- _A block of data_:

— BEGIN —

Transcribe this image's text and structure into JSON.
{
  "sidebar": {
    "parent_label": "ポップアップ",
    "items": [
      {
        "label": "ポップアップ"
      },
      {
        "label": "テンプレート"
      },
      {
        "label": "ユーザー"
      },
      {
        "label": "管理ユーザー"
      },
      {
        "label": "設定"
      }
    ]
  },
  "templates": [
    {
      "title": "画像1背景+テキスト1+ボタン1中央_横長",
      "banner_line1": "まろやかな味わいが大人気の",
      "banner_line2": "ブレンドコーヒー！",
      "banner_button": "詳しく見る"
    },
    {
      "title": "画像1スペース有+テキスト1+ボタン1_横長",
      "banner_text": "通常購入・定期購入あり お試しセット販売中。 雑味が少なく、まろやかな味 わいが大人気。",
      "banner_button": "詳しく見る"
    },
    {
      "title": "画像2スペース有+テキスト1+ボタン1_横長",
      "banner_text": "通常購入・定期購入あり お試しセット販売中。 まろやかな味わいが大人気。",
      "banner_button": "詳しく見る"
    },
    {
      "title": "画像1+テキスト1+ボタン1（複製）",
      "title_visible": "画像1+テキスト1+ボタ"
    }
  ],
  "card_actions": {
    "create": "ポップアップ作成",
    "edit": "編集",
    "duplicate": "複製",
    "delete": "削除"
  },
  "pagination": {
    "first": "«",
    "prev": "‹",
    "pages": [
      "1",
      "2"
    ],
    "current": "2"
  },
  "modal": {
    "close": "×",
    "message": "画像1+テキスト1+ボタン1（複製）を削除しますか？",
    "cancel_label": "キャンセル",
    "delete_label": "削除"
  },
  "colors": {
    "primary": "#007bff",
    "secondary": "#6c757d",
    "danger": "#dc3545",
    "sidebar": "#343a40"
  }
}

— END —
— BEGIN —

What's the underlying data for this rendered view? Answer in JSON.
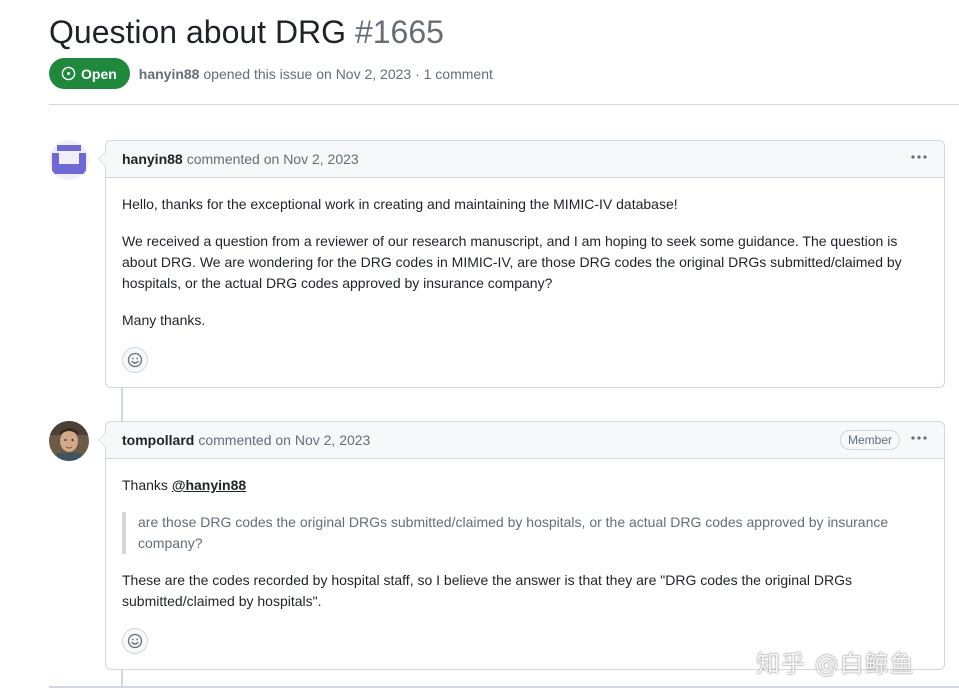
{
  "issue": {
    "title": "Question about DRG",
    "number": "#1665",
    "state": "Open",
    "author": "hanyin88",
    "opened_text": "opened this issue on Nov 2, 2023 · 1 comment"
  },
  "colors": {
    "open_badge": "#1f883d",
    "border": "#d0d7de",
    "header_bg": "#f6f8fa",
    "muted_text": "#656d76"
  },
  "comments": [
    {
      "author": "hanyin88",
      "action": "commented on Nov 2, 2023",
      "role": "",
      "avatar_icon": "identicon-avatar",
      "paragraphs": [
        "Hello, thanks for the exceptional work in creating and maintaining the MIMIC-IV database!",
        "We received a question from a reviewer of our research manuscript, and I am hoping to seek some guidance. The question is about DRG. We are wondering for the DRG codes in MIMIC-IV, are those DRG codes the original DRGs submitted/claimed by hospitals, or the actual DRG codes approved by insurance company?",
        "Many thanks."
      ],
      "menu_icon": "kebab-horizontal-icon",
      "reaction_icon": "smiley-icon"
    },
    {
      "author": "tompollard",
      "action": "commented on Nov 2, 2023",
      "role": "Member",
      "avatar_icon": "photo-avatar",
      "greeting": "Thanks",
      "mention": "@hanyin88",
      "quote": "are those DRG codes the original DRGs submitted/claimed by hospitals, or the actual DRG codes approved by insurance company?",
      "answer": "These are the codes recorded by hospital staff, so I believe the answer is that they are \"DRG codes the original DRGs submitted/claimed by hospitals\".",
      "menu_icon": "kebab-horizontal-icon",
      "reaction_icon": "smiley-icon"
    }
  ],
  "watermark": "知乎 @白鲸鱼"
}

— END —
— BEGIN —

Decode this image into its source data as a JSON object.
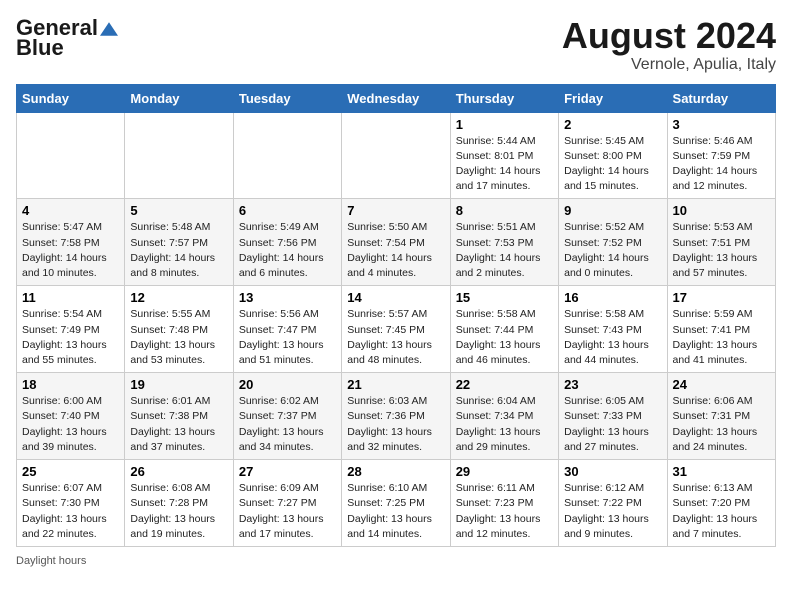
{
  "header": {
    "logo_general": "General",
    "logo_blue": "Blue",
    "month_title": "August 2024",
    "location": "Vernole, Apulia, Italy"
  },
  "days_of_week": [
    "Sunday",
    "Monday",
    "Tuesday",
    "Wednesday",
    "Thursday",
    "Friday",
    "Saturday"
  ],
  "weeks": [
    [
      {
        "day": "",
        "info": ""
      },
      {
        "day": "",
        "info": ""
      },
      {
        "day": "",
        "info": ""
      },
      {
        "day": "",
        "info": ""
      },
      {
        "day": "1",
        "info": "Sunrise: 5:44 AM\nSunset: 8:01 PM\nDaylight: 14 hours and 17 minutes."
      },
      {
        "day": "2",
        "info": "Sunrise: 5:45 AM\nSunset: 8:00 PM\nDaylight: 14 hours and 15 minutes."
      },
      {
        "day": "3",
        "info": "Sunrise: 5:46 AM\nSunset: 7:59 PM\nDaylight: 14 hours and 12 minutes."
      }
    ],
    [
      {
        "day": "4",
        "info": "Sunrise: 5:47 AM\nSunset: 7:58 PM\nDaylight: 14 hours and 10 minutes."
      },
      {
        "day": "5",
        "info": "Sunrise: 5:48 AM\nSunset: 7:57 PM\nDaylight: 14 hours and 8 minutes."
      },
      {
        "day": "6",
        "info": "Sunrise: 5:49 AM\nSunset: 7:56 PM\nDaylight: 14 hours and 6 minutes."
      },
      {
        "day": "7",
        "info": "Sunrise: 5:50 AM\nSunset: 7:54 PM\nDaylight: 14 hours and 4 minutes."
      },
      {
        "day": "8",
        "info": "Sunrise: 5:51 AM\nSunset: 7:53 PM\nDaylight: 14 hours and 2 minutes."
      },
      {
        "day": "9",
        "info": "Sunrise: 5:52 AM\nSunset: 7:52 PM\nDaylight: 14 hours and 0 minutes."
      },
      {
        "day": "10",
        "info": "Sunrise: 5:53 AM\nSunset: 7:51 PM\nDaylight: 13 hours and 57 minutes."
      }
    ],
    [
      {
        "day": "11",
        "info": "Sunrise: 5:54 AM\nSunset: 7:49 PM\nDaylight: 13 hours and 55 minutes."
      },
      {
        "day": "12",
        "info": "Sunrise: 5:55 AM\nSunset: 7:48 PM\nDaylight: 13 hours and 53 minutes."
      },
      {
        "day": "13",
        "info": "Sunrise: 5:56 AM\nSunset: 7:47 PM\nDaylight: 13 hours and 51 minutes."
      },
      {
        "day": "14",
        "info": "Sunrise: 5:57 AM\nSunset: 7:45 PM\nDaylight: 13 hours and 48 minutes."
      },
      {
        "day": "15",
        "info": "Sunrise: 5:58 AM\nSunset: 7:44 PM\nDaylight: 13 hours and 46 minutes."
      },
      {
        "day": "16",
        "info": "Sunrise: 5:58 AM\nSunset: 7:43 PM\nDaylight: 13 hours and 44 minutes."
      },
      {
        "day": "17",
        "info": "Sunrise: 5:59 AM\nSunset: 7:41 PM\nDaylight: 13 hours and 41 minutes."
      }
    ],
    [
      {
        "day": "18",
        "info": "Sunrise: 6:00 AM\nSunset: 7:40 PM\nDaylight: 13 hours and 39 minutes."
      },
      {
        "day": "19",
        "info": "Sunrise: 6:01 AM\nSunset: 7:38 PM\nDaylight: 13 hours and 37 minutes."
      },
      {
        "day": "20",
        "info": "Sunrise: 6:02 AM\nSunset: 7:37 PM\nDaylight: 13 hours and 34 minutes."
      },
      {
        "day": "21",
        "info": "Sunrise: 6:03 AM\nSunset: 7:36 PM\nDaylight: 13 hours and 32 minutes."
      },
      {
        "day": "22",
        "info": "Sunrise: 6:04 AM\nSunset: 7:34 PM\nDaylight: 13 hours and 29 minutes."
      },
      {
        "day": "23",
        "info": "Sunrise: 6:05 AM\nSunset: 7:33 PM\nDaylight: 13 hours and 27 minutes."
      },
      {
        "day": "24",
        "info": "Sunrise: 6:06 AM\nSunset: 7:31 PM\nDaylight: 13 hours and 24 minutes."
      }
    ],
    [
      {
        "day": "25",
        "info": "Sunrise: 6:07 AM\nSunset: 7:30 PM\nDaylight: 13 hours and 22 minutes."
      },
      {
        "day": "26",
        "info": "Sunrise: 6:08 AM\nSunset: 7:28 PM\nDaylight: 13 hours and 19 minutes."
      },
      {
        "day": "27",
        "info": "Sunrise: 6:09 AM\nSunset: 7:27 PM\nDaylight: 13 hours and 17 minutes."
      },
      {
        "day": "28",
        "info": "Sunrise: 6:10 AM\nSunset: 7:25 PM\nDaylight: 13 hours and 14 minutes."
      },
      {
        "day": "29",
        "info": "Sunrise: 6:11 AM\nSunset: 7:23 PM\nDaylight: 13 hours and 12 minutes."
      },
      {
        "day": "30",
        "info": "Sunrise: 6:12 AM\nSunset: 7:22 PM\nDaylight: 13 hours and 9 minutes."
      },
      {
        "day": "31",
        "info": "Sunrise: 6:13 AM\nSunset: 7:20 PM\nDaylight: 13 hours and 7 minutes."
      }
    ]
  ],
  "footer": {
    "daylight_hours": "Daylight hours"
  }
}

— END —

- _What is asked_:
Check every line of the data above for the string "into", and copy those that have it.

- _The output_:
Transcribe this image's text and structure into JSON.
Decode this image into its source data as a JSON object.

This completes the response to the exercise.